• **What you need to do**:
Copy the data precisely, keeping every character.

• **Raw data**:
##########
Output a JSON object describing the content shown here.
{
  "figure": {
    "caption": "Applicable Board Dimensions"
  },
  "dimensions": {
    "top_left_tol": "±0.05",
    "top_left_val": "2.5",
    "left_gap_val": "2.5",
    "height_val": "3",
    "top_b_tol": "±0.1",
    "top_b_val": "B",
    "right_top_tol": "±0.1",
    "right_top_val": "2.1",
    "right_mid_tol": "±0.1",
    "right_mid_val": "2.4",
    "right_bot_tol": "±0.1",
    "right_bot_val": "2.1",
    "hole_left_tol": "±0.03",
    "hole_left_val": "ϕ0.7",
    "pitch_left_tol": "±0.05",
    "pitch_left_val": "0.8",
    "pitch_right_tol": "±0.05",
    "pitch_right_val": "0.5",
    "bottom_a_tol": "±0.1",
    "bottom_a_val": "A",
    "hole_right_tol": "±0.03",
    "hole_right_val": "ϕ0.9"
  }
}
##########
• **Written solution**:
Output a JSON object describing the content shown here.
{
  "figure": {
    "caption": "Applicable Board Dimensions"
  },
  "dimensions": {
    "top_left_tol": "±0.05",
    "top_left_val": "2.5",
    "left_gap_val": "2.5",
    "height_val": "3",
    "top_b_tol": "±0.1",
    "top_b_val": "B",
    "right_top_tol": "±0.1",
    "right_top_val": "2.1",
    "right_mid_tol": "±0.1",
    "right_mid_val": "2.4",
    "right_bot_tol": "±0.1",
    "right_bot_val": "2.1",
    "hole_left_tol": "±0.03",
    "hole_left_val": "ϕ0.7",
    "pitch_left_tol": "±0.05",
    "pitch_left_val": "0.8",
    "pitch_right_tol": "±0.05",
    "pitch_right_val": "0.5",
    "bottom_a_tol": "±0.1",
    "bottom_a_val": "A",
    "hole_right_tol": "±0.03",
    "hole_right_val": "ϕ0.9"
  }
}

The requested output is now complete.